## [WHAT THE TASK REQUIRES]
Identify and pull out each line of the entries in which "count" occurs.

## [INPUT DATA]
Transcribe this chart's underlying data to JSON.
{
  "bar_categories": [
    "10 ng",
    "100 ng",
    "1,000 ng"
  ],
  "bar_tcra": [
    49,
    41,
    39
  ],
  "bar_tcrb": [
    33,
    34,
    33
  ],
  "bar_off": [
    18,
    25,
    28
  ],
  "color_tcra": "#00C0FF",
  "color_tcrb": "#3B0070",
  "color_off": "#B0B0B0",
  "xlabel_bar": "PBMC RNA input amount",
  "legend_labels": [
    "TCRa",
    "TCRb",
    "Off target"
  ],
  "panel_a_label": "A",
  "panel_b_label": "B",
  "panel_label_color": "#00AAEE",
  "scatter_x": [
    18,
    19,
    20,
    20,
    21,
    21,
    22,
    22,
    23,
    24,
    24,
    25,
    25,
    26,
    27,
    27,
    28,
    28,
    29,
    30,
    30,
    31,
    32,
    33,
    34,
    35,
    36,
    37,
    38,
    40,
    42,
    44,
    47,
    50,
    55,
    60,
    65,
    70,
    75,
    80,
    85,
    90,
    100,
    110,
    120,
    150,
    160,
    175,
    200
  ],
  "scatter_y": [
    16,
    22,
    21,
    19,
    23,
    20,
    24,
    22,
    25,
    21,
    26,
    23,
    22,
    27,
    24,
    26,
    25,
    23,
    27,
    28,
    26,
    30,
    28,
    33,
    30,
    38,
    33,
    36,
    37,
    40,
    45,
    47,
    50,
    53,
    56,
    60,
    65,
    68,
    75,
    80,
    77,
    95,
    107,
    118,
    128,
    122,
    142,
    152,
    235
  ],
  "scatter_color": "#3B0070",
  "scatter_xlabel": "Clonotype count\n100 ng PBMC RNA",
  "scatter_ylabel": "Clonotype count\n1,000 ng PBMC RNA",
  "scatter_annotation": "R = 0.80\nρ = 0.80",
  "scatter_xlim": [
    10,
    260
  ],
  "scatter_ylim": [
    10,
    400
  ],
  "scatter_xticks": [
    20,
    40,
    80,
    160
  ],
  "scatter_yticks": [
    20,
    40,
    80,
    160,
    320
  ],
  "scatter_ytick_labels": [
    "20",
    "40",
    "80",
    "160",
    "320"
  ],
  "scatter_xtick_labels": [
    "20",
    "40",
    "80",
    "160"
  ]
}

## [FINAL RESULT]
  "scatter_xlabel": "Clonotype count\n100 ng PBMC RNA",
  "scatter_ylabel": "Clonotype count\n1,000 ng PBMC RNA",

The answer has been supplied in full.